**** Dataset records ****

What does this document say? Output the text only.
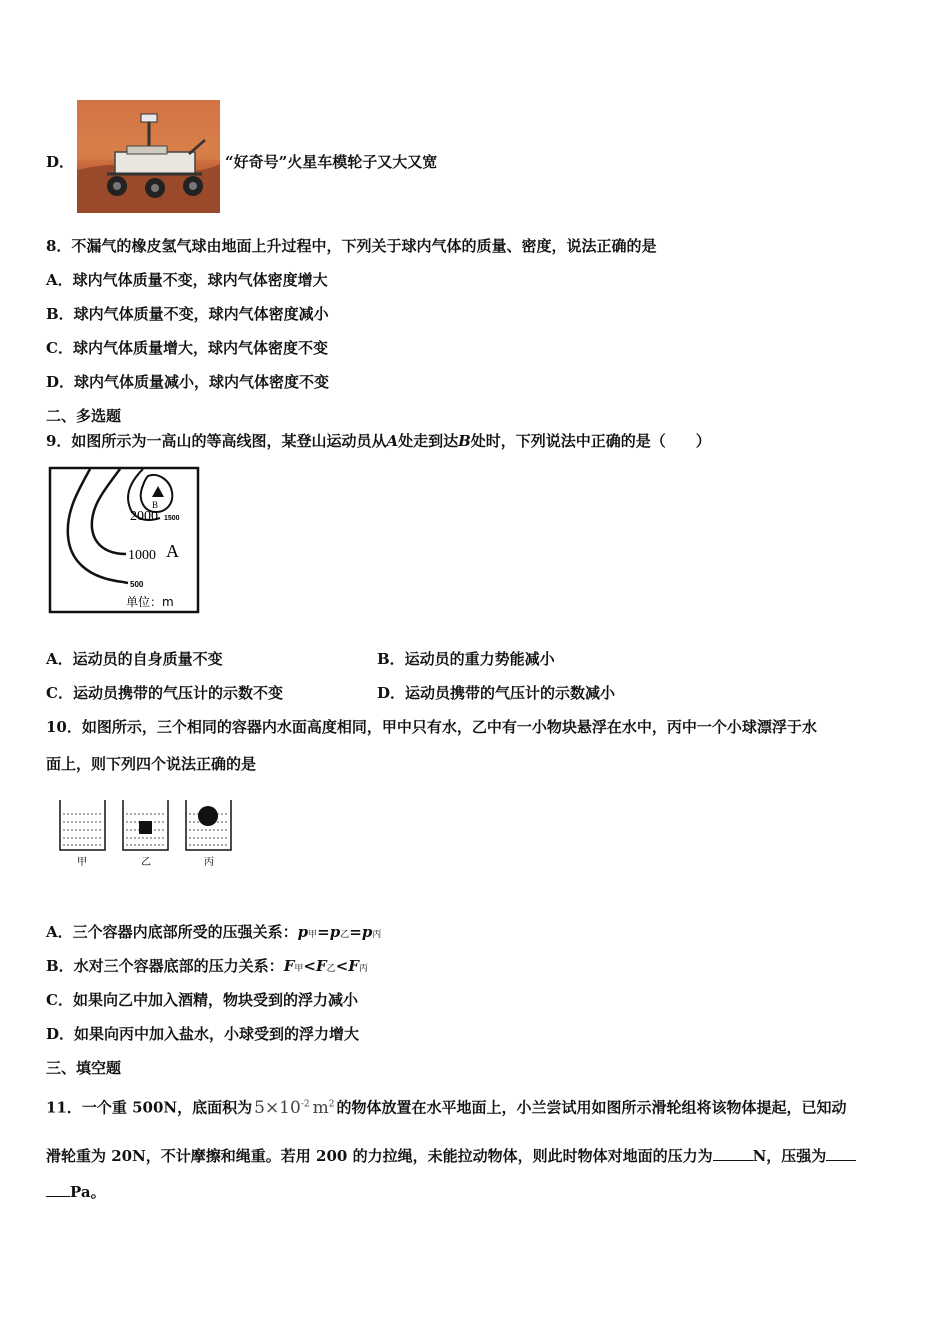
D．	“好奇号”火星车模轮子又大又宽
8．不漏气的橡皮氢气球由地面上升过程中，下列关于球内气体的质量、密度，说法正确的是
A．球内气体质量不变，球内气体密度增大
B．球内气体质量不变，球内气体密度减小
C．球内气体质量增大，球内气体密度不变
D．球内气体质量减小，球内气体密度不变
二、多选题
9．如图所示为一高山的等高线图，某登山运动员从A处走到达B处时，下列说法中正确的是（　　）
2000 1500
B
1000 A
500
单位：m
A．运动员的自身质量不变	B．运动员的重力势能减小
C．运动员携带的气压计的示数不变	D．运动员携带的气压计的示数减小
10．如图所示，三个相同的容器内水面高度相同，甲中只有水，乙中有一小物块悬浮在水中，丙中一个小球漂浮于水
面上，则下列四个说法正确的是
甲	乙	丙
A．三个容器内底部所受的压强关系：p甲=p乙=p丙
B．水对三个容器底部的压力关系：F甲<F乙<F丙
C．如果向乙中加入酒精，物块受到的浮力减小
D．如果向丙中加入盐水，小球受到的浮力增大
三、填空题
11．一个重 500N，底面积为 $5\times 10^{-2}$ $m^2$ 的物体放置在水平地面上，小兰尝试用如图所示滑轮组将该物体提起，已知动
滑轮重为 20N，不计摩擦和绳重。若用 200 的力拉绳，未能拉动物体，则此时物体对地面的压力为	N，压强为
Pa。
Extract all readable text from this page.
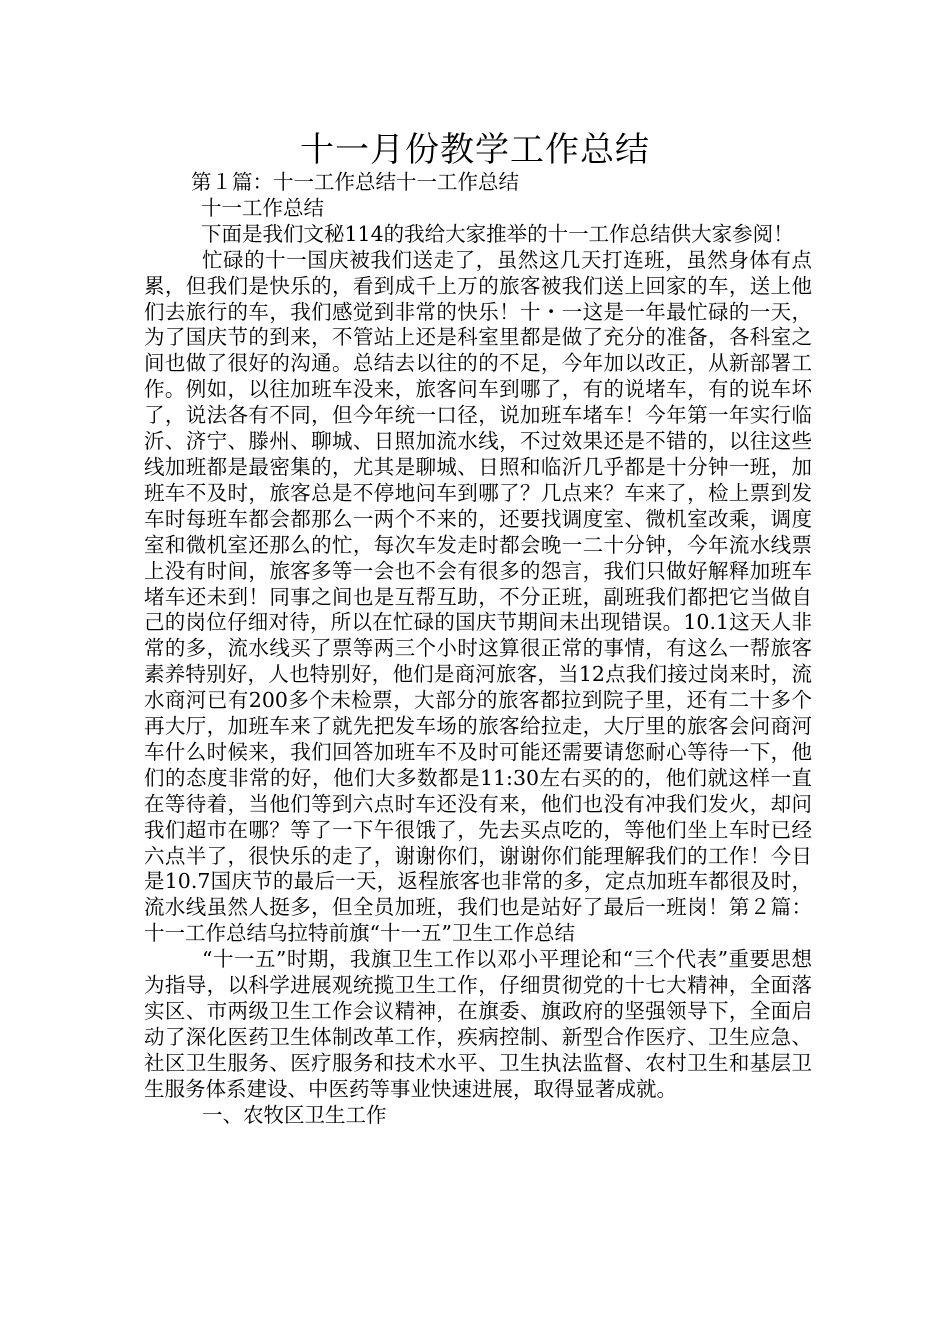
十一月份教学工作总结

第１篇：十一工作总结十一工作总结

十一工作总结

下面是我们文秘114的我给大家推举的十一工作总结供大家参阅！

忙碌的十一国庆被我们送走了，虽然这几天打连班，虽然身体有点累，但我们是快乐的，看到成千上万的旅客被我们送上回家的车，送上他们去旅行的车，我们感觉到非常的快乐！十・一这是一年最忙碌的一天，为了国庆节的到来，不管站上还是科室里都是做了充分的准备，各科室之间也做了很好的沟通。总结去以往的的不足，今年加以改正，从新部署工作。例如，以往加班车没来，旅客问车到哪了，有的说堵车，有的说车坏了，说法各有不同，但今年统一口径，说加班车堵车！今年第一年实行临沂、济宁、滕州、聊城、日照加流水线，不过效果还是不错的，以往这些线加班都是最密集的，尤其是聊城、日照和临沂几乎都是十分钟一班，加班车不及时，旅客总是不停地问车到哪了？几点来？车来了，检上票到发车时每班车都会都那么一两个不来的，还要找调度室、微机室改乘，调度室和微机室还那么的忙，每次车发走时都会晚一二十分钟，今年流水线票上没有时间，旅客多等一会也不会有很多的怨言，我们只做好解释加班车堵车还未到！同事之间也是互帮互助，不分正班，副班我们都把它当做自己的岗位仔细对待，所以在忙碌的国庆节期间未出现错误。10.1这天人非常的多，流水线买了票等两三个小时这算很正常的事情，有这么一帮旅客素养特别好，人也特别好，他们是商河旅客，当12点我们接过岗来时，流水商河已有200多个未检票，大部分的旅客都拉到院子里，还有二十多个再大厅，加班车来了就先把发车场的旅客给拉走，大厅里的旅客会问商河车什么时候来，我们回答加班车不及时可能还需要请您耐心等待一下，他们的态度非常的好，他们大多数都是11:30左右买的的，他们就这样一直在等待着，当他们等到六点时车还没有来，他们也没有冲我们发火，却问我们超市在哪？等了一下午很饿了，先去买点吃的，等他们坐上车时已经六点半了，很快乐的走了，谢谢你们，谢谢你们能理解我们的工作！今日是10.7国庆节的最后一天，返程旅客也非常的多，定点加班车都很及时，流水线虽然人挺多，但全员加班，我们也是站好了最后一班岗！第２篇：十一工作总结乌拉特前旗“十一五”卫生工作总结

“十一五”时期，我旗卫生工作以邓小平理论和“三个代表”重要思想为指导，以科学进展观统揽卫生工作，仔细贯彻党的十七大精神，全面落实区、市两级卫生工作会议精神，在旗委、旗政府的坚强领导下，全面启动了深化医药卫生体制改革工作，疾病控制、新型合作医疗、卫生应急、社区卫生服务、医疗服务和技术水平、卫生执法监督、农村卫生和基层卫生服务体系建设、中医药等事业快速进展，取得显著成就。

一、农牧区卫生工作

****

* Given exercise
Keep the pictures out of the copy and return the rest of the data above exactly.

* Result for this task
What does this document say? Output the text only.
D．	“好奇号”火星车模轮子又大又宽
8．不漏气的橡皮氢气球由地面上升过程中，下列关于球内气体的质量、密度，说法正确的是
A．球内气体质量不变，球内气体密度增大
B．球内气体质量不变，球内气体密度减小
C．球内气体质量增大，球内气体密度不变
D．球内气体质量减小，球内气体密度不变
二、多选题
9．如图所示为一高山的等高线图，某登山运动员从A处走到达B处时，下列说法中正确的是（　　）
2000 1500
B
1000 A
500
单位：m
A．运动员的自身质量不变	B．运动员的重力势能减小
C．运动员携带的气压计的示数不变	D．运动员携带的气压计的示数减小
10．如图所示，三个相同的容器内水面高度相同，甲中只有水，乙中有一小物块悬浮在水中，丙中一个小球漂浮于水
面上，则下列四个说法正确的是
甲	乙	丙
A．三个容器内底部所受的压强关系：p甲=p乙=p丙
B．水对三个容器底部的压力关系：F甲<F乙<F丙
C．如果向乙中加入酒精，物块受到的浮力减小
D．如果向丙中加入盐水，小球受到的浮力增大
三、填空题
11．一个重 500N，底面积为 $5\times 10^{-2}$ $m^2$ 的物体放置在水平地面上，小兰尝试用如图所示滑轮组将该物体提起，已知动
滑轮重为 20N，不计摩擦和绳重。若用 200 的力拉绳，未能拉动物体，则此时物体对地面的压力为	N，压强为
Pa。
Extract all readable text from this page.
十一月份教学工作总结

第１篇：十一工作总结十一工作总结

十一工作总结

下面是我们文秘114的我给大家推举的十一工作总结供大家参阅！

忙碌的十一国庆被我们送走了，虽然这几天打连班，虽然身体有点累，但我们是快乐的，看到成千上万的旅客被我们送上回家的车，送上他们去旅行的车，我们感觉到非常的快乐！十・一这是一年最忙碌的一天，为了国庆节的到来，不管站上还是科室里都是做了充分的准备，各科室之间也做了很好的沟通。总结去以往的的不足，今年加以改正，从新部署工作。例如，以往加班车没来，旅客问车到哪了，有的说堵车，有的说车坏了，说法各有不同，但今年统一口径，说加班车堵车！今年第一年实行临沂、济宁、滕州、聊城、日照加流水线，不过效果还是不错的，以往这些线加班都是最密集的，尤其是聊城、日照和临沂几乎都是十分钟一班，加班车不及时，旅客总是不停地问车到哪了？几点来？车来了，检上票到发车时每班车都会都那么一两个不来的，还要找调度室、微机室改乘，调度室和微机室还那么的忙，每次车发走时都会晚一二十分钟，今年流水线票上没有时间，旅客多等一会也不会有很多的怨言，我们只做好解释加班车堵车还未到！同事之间也是互帮互助，不分正班，副班我们都把它当做自己的岗位仔细对待，所以在忙碌的国庆节期间未出现错误。10.1这天人非常的多，流水线买了票等两三个小时这算很正常的事情，有这么一帮旅客素养特别好，人也特别好，他们是商河旅客，当12点我们接过岗来时，流水商河已有200多个未检票，大部分的旅客都拉到院子里，还有二十多个再大厅，加班车来了就先把发车场的旅客给拉走，大厅里的旅客会问商河车什么时候来，我们回答加班车不及时可能还需要请您耐心等待一下，他们的态度非常的好，他们大多数都是11:30左右买的的，他们就这样一直在等待着，当他们等到六点时车还没有来，他们也没有冲我们发火，却问我们超市在哪？等了一下午很饿了，先去买点吃的，等他们坐上车时已经六点半了，很快乐的走了，谢谢你们，谢谢你们能理解我们的工作！今日是10.7国庆节的最后一天，返程旅客也非常的多，定点加班车都很及时，流水线虽然人挺多，但全员加班，我们也是站好了最后一班岗！第２篇：十一工作总结乌拉特前旗“十一五”卫生工作总结

“十一五”时期，我旗卫生工作以邓小平理论和“三个代表”重要思想为指导，以科学进展观统揽卫生工作，仔细贯彻党的十七大精神，全面落实区、市两级卫生工作会议精神，在旗委、旗政府的坚强领导下，全面启动了深化医药卫生体制改革工作，疾病控制、新型合作医疗、卫生应急、社区卫生服务、医疗服务和技术水平、卫生执法监督、农村卫生和基层卫生服务体系建设、中医药等事业快速进展，取得显著成就。

一、农牧区卫生工作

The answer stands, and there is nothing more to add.